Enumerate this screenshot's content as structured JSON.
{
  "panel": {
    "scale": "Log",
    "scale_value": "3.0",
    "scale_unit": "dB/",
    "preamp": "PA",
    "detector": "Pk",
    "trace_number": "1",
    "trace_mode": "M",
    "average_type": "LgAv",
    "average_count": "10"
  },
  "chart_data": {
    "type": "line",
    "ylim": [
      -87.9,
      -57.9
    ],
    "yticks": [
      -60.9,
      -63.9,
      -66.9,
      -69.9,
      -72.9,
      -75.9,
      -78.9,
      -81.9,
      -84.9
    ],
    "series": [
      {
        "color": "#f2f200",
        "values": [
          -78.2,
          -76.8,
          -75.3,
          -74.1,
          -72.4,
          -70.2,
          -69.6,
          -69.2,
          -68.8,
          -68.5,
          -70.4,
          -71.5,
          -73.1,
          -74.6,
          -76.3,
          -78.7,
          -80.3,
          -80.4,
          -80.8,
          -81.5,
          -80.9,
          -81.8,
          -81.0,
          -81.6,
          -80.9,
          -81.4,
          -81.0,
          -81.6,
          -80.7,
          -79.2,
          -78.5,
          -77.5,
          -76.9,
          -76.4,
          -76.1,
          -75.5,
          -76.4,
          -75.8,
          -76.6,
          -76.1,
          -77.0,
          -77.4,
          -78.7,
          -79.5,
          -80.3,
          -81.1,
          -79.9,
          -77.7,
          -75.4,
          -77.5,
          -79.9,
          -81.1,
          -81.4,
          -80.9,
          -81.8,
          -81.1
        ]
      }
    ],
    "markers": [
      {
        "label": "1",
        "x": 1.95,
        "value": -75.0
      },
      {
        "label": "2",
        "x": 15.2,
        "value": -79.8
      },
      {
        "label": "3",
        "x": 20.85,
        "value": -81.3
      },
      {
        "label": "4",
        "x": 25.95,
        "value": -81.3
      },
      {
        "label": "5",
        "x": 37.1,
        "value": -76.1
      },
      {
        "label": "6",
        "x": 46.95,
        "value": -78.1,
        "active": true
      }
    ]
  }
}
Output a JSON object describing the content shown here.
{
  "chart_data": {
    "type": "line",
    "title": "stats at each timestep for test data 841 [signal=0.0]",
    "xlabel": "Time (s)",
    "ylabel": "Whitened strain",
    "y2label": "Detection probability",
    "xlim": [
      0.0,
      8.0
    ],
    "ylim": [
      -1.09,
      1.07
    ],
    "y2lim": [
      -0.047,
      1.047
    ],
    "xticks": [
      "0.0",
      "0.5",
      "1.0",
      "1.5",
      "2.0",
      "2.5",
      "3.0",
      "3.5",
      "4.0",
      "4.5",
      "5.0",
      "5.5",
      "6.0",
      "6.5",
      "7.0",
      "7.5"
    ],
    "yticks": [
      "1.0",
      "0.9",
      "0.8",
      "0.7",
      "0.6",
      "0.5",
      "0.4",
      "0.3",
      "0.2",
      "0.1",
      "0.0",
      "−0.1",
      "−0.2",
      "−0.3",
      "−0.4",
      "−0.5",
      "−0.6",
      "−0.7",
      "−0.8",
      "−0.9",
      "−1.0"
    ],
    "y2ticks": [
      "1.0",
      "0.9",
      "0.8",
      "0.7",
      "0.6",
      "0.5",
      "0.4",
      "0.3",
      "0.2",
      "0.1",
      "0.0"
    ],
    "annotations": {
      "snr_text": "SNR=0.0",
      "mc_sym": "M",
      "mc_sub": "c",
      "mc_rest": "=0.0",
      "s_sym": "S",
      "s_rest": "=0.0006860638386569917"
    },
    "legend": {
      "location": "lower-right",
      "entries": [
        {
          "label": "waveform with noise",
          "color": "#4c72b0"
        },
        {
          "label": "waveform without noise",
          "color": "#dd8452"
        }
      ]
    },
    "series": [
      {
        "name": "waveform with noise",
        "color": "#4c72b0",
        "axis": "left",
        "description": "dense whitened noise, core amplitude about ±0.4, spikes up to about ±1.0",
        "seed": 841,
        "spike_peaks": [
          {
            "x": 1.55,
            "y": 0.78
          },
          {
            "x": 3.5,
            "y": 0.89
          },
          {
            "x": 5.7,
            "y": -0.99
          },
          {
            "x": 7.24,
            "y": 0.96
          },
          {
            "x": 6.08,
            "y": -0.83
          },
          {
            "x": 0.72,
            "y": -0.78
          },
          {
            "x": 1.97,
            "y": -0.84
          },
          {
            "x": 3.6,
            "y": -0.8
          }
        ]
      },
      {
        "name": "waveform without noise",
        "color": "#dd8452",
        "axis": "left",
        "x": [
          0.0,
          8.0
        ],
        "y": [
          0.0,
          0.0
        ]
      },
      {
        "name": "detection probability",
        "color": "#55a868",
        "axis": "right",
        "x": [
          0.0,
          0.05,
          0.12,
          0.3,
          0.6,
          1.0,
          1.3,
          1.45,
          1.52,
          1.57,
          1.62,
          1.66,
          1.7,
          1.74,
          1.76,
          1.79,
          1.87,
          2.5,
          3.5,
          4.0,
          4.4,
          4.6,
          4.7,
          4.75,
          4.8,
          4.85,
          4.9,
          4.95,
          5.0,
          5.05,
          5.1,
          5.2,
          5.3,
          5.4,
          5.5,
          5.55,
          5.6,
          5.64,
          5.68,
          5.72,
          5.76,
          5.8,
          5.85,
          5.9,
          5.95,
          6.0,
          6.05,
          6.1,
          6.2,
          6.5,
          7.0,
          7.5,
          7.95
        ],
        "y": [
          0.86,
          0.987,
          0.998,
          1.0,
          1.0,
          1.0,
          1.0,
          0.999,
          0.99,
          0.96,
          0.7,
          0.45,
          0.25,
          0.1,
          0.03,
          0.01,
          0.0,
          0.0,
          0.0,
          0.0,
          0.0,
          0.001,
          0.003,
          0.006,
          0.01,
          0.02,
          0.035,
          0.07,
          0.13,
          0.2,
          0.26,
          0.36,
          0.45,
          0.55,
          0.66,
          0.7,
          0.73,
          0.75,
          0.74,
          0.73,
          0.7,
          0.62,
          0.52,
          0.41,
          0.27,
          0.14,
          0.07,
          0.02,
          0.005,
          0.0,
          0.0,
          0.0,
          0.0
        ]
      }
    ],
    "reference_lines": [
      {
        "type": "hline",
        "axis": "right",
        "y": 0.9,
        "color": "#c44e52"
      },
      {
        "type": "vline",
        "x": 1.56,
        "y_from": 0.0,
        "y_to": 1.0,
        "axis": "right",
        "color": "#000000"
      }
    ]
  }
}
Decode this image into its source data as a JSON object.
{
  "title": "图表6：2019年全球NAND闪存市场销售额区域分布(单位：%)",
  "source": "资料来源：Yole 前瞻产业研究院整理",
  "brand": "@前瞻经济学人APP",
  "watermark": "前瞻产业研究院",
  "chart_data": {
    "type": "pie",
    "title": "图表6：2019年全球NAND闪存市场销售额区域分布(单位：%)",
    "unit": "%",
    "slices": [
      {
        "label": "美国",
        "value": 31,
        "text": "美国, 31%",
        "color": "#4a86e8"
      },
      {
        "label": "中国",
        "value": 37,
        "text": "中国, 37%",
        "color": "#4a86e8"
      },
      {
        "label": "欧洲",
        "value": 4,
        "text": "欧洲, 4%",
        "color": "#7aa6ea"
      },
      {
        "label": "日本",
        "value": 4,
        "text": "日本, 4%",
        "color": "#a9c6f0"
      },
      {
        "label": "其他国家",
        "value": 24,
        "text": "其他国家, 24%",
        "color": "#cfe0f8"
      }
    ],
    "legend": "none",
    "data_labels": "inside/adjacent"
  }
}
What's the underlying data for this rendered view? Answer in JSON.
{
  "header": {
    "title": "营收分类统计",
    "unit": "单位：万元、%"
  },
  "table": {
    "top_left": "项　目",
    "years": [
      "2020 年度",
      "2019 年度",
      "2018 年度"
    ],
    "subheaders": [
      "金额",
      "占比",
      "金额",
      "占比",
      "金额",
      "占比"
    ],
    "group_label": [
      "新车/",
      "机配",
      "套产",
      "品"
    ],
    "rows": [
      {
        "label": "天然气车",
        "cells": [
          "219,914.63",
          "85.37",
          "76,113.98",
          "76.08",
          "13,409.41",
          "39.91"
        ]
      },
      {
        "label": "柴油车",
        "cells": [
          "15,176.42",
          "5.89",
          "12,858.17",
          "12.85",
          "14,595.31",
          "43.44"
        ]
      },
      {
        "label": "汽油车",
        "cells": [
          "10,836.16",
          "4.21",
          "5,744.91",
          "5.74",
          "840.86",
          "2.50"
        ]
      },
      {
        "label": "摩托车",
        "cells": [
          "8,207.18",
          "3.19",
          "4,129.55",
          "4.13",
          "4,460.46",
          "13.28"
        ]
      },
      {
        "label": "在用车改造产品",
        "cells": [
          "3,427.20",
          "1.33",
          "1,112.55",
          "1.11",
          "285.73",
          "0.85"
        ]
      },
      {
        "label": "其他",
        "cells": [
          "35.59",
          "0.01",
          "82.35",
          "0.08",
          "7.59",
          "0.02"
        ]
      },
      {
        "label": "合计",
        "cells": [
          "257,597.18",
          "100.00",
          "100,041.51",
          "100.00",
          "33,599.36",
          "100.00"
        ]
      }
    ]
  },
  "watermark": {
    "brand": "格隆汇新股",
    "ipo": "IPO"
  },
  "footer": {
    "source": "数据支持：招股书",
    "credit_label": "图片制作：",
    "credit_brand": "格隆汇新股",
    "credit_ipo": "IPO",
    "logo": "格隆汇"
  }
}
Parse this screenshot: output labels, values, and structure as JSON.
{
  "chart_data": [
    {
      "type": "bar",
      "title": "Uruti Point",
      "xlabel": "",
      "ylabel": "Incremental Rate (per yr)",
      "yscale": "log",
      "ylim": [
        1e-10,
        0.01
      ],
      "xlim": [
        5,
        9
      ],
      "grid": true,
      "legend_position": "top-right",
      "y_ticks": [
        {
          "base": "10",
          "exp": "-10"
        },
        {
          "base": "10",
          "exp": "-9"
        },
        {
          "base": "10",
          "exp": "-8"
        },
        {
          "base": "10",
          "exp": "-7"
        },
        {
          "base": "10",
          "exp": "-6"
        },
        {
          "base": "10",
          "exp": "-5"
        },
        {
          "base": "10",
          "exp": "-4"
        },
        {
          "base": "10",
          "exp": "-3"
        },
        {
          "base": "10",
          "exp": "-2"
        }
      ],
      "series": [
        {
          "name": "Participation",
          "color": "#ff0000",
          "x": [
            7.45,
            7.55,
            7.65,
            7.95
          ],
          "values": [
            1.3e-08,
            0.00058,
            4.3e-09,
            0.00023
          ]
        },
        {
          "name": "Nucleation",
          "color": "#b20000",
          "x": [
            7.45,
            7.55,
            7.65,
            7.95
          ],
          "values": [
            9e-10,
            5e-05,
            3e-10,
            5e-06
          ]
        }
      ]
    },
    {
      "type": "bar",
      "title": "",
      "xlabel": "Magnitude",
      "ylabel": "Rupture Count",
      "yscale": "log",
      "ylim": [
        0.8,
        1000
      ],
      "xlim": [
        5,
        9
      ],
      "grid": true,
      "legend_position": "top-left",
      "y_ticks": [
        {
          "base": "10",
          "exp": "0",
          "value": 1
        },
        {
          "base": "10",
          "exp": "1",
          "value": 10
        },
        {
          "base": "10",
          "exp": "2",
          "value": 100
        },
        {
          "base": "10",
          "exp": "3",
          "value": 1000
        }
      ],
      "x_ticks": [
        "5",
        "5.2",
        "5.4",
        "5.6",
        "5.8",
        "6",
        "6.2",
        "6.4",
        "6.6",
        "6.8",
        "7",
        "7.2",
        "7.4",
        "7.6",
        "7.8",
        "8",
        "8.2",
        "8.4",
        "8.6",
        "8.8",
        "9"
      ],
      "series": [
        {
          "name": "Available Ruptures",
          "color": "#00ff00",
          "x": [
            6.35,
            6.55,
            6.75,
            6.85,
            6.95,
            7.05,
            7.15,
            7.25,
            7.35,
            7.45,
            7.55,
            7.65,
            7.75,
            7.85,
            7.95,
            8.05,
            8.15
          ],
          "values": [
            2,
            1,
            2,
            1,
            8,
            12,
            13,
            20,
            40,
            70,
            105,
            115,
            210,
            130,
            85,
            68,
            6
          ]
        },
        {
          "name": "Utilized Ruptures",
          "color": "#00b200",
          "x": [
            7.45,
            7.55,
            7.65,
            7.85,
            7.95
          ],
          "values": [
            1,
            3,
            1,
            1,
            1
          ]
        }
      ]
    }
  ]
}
=====
### Job
State how many lines of the material contain the string "xlabel", with no other words.

### Response to this task
3